▸ **Textauszug**
◆ ◆ ◆

Nach mehreren Vermittlungsgesprächen stimmten die Eltern einer Begnadigung zu. Doch Sohn und Tochter des Ermordeten verlangten die Vollstreckung des Urteils. Am Tag der Hinrichtung zogen die Geschwister gemeinsam den Stuhl unter den Füßen des Mörders weg. Zwei Minuten danach verkündeten sie, dass sie ihm vergeben würden. Der Mann wurde vom Strang befreit und überlebte.

Die Familie des Opfers muss bei der Hinrichtung anwesend sein

Es ist schwer genug, sich vorzustellen, was es bedeutet, wenn ein Familienmitglied ermordet wird. Noch schwerer ist es, sich vorzustellen, wie man selbst entscheiden würde, wenn man die Wahl hätte, ob der Mörder sterben oder leben soll. In Iran ist das strafrechtlicher Alltag.

◆ ◆ ◆

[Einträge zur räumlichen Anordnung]
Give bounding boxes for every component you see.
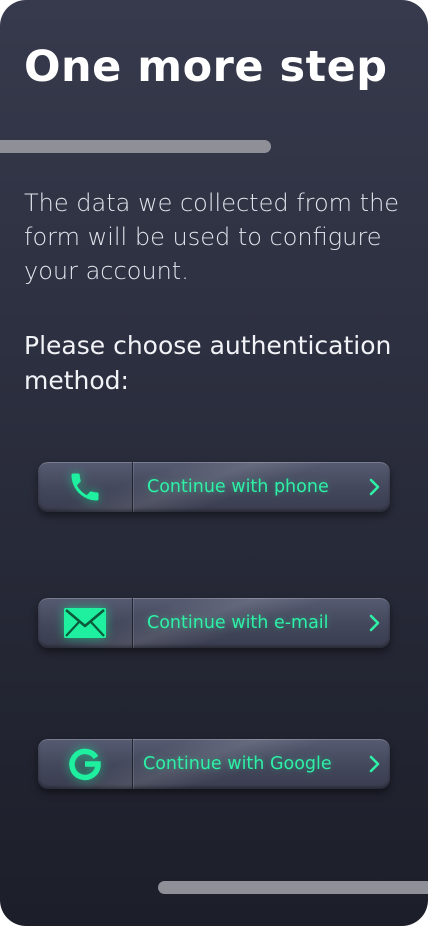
chevron-right-icon bbox=[360, 462, 390, 512]
progress-bar-top bbox=[0, 140, 271, 153]
envelope-icon bbox=[64, 608, 106, 638]
continue-with-google-label: Continue with Google bbox=[143, 754, 332, 774]
continue-with-phone-button[interactable]: Continue with phone bbox=[38, 462, 390, 512]
auth-prompt: Please choose authentication method: bbox=[24, 331, 392, 395]
continue-with-email-button[interactable]: Continue with e-mail bbox=[38, 598, 390, 648]
phone-icon bbox=[71, 473, 99, 501]
continue-with-email-label: Continue with e-mail bbox=[147, 613, 329, 633]
phone-icon-cell bbox=[38, 462, 133, 512]
chevron-right-icon bbox=[360, 739, 390, 789]
intro-text: The data we collected from the form will… bbox=[24, 189, 400, 285]
google-icon bbox=[69, 748, 101, 781]
google-icon-cell bbox=[38, 739, 133, 789]
continue-with-phone-label: Continue with phone bbox=[147, 477, 329, 497]
progress-bar-bottom bbox=[158, 881, 428, 894]
chevron-right-icon bbox=[360, 598, 390, 648]
onboarding-screen: One more step The data we collected from… bbox=[0, 0, 428, 926]
continue-with-google-button[interactable]: Continue with Google bbox=[38, 739, 390, 789]
envelope-icon-cell bbox=[38, 598, 133, 648]
page-title: One more step bbox=[24, 42, 388, 92]
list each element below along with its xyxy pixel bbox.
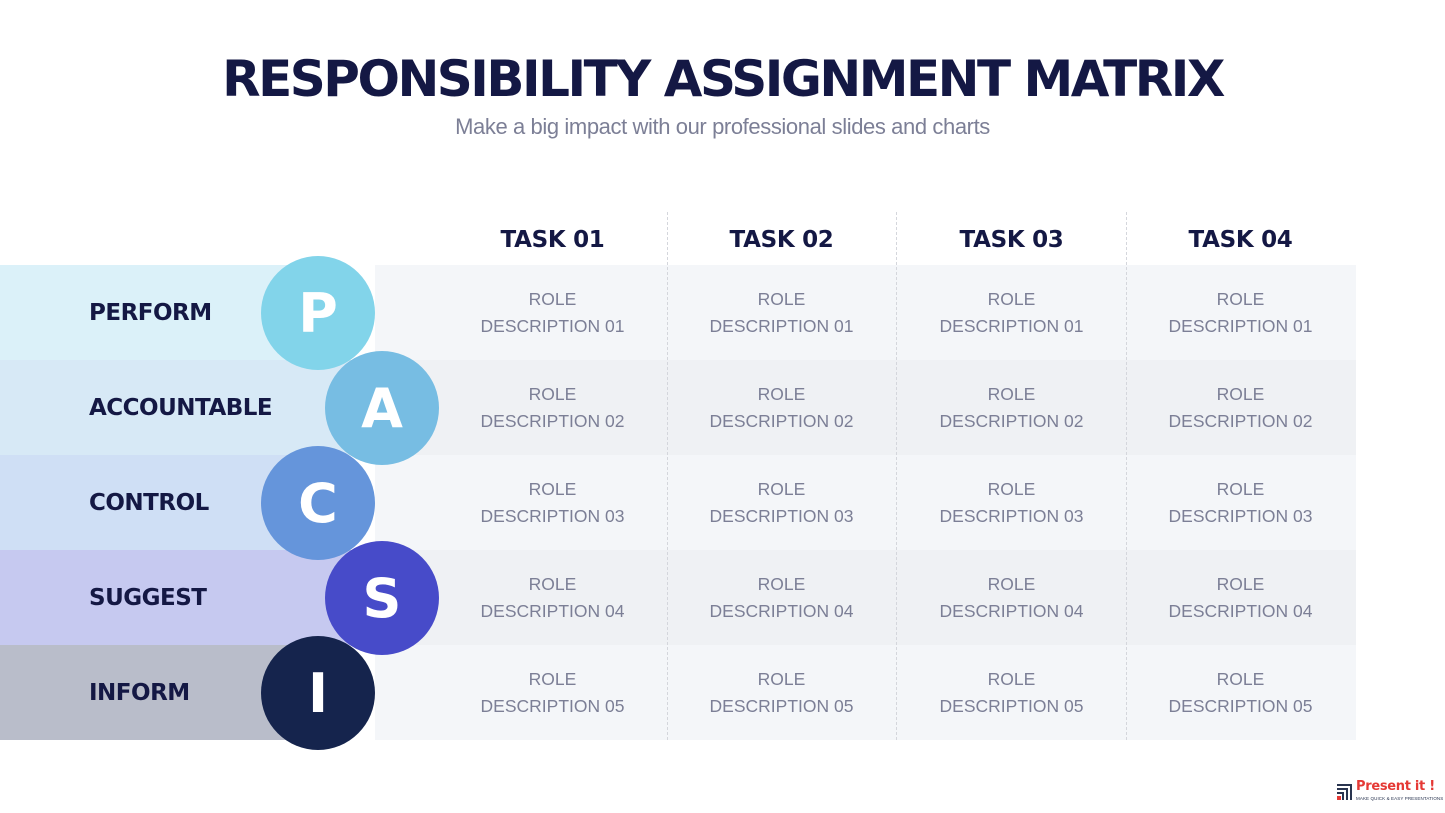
matrix-cell: ROLE DESCRIPTION 01 <box>667 265 896 360</box>
task-header: TASK 02 <box>729 227 834 253</box>
cell-line-1: ROLE <box>987 668 1036 689</box>
role-letter: A <box>361 376 403 440</box>
cell-line-2: DESCRIPTION 03 <box>480 505 625 526</box>
task-header: TASK 03 <box>959 227 1064 253</box>
cell-line-1: ROLE <box>528 288 577 309</box>
cell-line-1: ROLE <box>1216 573 1265 594</box>
matrix-cell: ROLE DESCRIPTION 02 <box>897 360 1126 455</box>
cell-line-1: ROLE <box>528 383 577 404</box>
role-letter: I <box>307 661 329 725</box>
role-label: SUGGEST <box>89 584 207 611</box>
cell-line-1: ROLE <box>528 573 577 594</box>
cell-line-2: DESCRIPTION 01 <box>709 315 854 336</box>
cell-line-2: DESCRIPTION 05 <box>1168 695 1313 716</box>
page-title: RESPONSIBILITY ASSIGNMENT MATRIX <box>222 50 1225 108</box>
matrix-cell: ROLE DESCRIPTION 01 <box>438 265 667 360</box>
cell-line-2: DESCRIPTION 03 <box>939 505 1084 526</box>
logo-name: Present it ! <box>1356 779 1435 794</box>
matrix-cell: ROLE DESCRIPTION 05 <box>667 645 896 740</box>
cell-line-1: ROLE <box>1216 288 1265 309</box>
cell-line-2: DESCRIPTION 01 <box>939 315 1084 336</box>
matrix-cell: ROLE DESCRIPTION 01 <box>1126 265 1355 360</box>
role-letter-circle-i: I <box>261 636 375 750</box>
cell-line-2: DESCRIPTION 01 <box>1168 315 1313 336</box>
page-subtitle: Make a big impact with our professional … <box>455 114 990 139</box>
cell-line-2: DESCRIPTION 05 <box>939 695 1084 716</box>
matrix-cell: ROLE DESCRIPTION 05 <box>897 645 1126 740</box>
matrix-cell: ROLE DESCRIPTION 03 <box>897 455 1126 550</box>
cell-line-1: ROLE <box>528 478 577 499</box>
brand-logo: Present it ! MAKE QUICK & EASY PRESENTAT… <box>1337 779 1443 805</box>
role-letter-circle-p: P <box>261 256 375 370</box>
matrix-cell: ROLE DESCRIPTION 03 <box>667 455 896 550</box>
cell-line-1: ROLE <box>528 668 577 689</box>
task-header: TASK 01 <box>500 227 605 253</box>
cell-line-2: DESCRIPTION 04 <box>1168 600 1313 621</box>
cell-line-1: ROLE <box>757 383 806 404</box>
cell-line-1: ROLE <box>987 383 1036 404</box>
matrix-cell: ROLE DESCRIPTION 03 <box>438 455 667 550</box>
role-letter: C <box>298 471 338 535</box>
cell-line-2: DESCRIPTION 02 <box>939 410 1084 431</box>
cell-line-1: ROLE <box>1216 478 1265 499</box>
role-letter-circle-a: A <box>325 351 439 465</box>
matrix-cell: ROLE DESCRIPTION 02 <box>667 360 896 455</box>
role-letter: P <box>298 281 338 345</box>
cell-line-1: ROLE <box>757 573 806 594</box>
matrix-cell: ROLE DESCRIPTION 04 <box>897 550 1126 645</box>
cell-line-2: DESCRIPTION 02 <box>709 410 854 431</box>
matrix-cell: ROLE DESCRIPTION 05 <box>438 645 667 740</box>
cell-line-2: DESCRIPTION 02 <box>1168 410 1313 431</box>
role-label: PERFORM <box>89 299 212 326</box>
cell-line-2: DESCRIPTION 01 <box>480 315 625 336</box>
cell-line-2: DESCRIPTION 03 <box>1168 505 1313 526</box>
cell-line-1: ROLE <box>987 478 1036 499</box>
logo-mark-icon <box>1337 784 1352 800</box>
cell-line-2: DESCRIPTION 04 <box>709 600 854 621</box>
cell-line-1: ROLE <box>1216 668 1265 689</box>
role-label: ACCOUNTABLE <box>89 394 273 421</box>
task-header: TASK 04 <box>1188 227 1293 253</box>
cell-line-2: DESCRIPTION 04 <box>480 600 625 621</box>
role-letter-circle-c: C <box>261 446 375 560</box>
role-letter: S <box>362 566 402 630</box>
logo-tagline: MAKE QUICK & EASY PRESENTATIONS <box>1356 796 1444 801</box>
cell-line-2: DESCRIPTION 02 <box>480 410 625 431</box>
cell-line-2: DESCRIPTION 04 <box>939 600 1084 621</box>
cell-line-2: DESCRIPTION 05 <box>709 695 854 716</box>
matrix-cell: ROLE DESCRIPTION 04 <box>438 550 667 645</box>
role-letter-circle-s: S <box>325 541 439 655</box>
cell-line-1: ROLE <box>757 668 806 689</box>
cell-line-1: ROLE <box>757 288 806 309</box>
matrix-cell: ROLE DESCRIPTION 04 <box>1126 550 1355 645</box>
cell-line-1: ROLE <box>987 288 1036 309</box>
role-label: CONTROL <box>89 489 209 516</box>
cell-line-1: ROLE <box>757 478 806 499</box>
matrix-cell: ROLE DESCRIPTION 02 <box>1126 360 1355 455</box>
matrix-cell: ROLE DESCRIPTION 03 <box>1126 455 1355 550</box>
cell-line-1: ROLE <box>987 573 1036 594</box>
matrix-cell: ROLE DESCRIPTION 02 <box>438 360 667 455</box>
matrix-cell: ROLE DESCRIPTION 04 <box>667 550 896 645</box>
cell-line-1: ROLE <box>1216 383 1265 404</box>
matrix-cell: ROLE DESCRIPTION 05 <box>1126 645 1355 740</box>
cell-line-2: DESCRIPTION 03 <box>709 505 854 526</box>
role-label: INFORM <box>89 679 190 706</box>
matrix-cell: ROLE DESCRIPTION 01 <box>897 265 1126 360</box>
cell-line-2: DESCRIPTION 05 <box>480 695 625 716</box>
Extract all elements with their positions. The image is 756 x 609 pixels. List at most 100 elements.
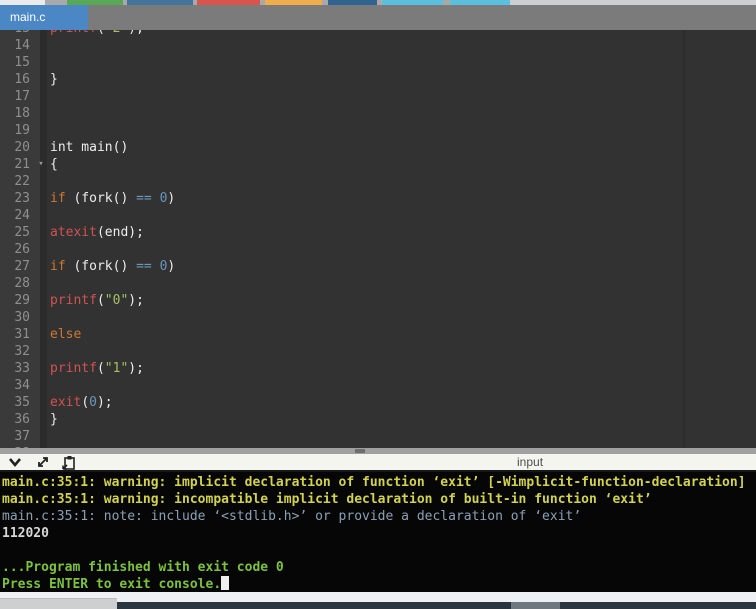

◆ ◆ ◆

▸ **Aufgaben**
(a) Beantworte zum Textauszug über Hinrichtungen in Iran diese drei Fragen:
(i) Wer verlangte die Vollstreckung des Urteils?
(ii) Wie lange nach dem Wegziehen des Stuhls verkündeten die Geschwister, dass sie vergeben würden?
(iii) Wer muss laut der Zeile „Die Familie des Opfers muss bei der Hinrichtung anwesend sein“ bei der Hinrichtung dabei sein?
(b) Schreib den Text über Hinrichtungen in Iran weiter, direkt nach seinem letzten Satz.

▸ **Erwartete Antworten**
(a)
(i) Sohn und Tochter des Ermordeten.
(ii) Zwei Minuten.
(iii) Die Familie des Opfers.

(b)
Die Familie eines Mordopfers hat ein Recht auf Vergeltung. Sie hat aber auch die Pflicht, bei einer Hinrichtung des Täters anwesend zu sein. In einigen Regionen des Landes wird verlangt, dass ein Angehöriger des Opfers den Stuhl unter den Füßen des Verurteilten wegzieht, um dessen Tod selbst herbeizuführen. Dieser Bürde kann die Familie nur entgehen, indem sie den Mörder begnadigt.

Vor diese Wahl gestellt, entscheiden sich die meisten Angehörigen in Iran für sogenannte Vergebung, wobei in vielen Fällen auch Geld eine Rolle spielt. So wurden im vergangenen Jahr laut der norwegischen Organisation Iran Human Rights mehr als 850 Gefangene durch Vergebung vor der Hinrichtung bewahrt. Nur in 282 Fällen wurde eine Vollstreckung des Urteils verlangt. Iran Human Rights spricht von einem „wachsenden Trend zur Vergebung“, getragen von einer zunehmend kritischen Haltung der Bevölkerung zur Todesstrafe.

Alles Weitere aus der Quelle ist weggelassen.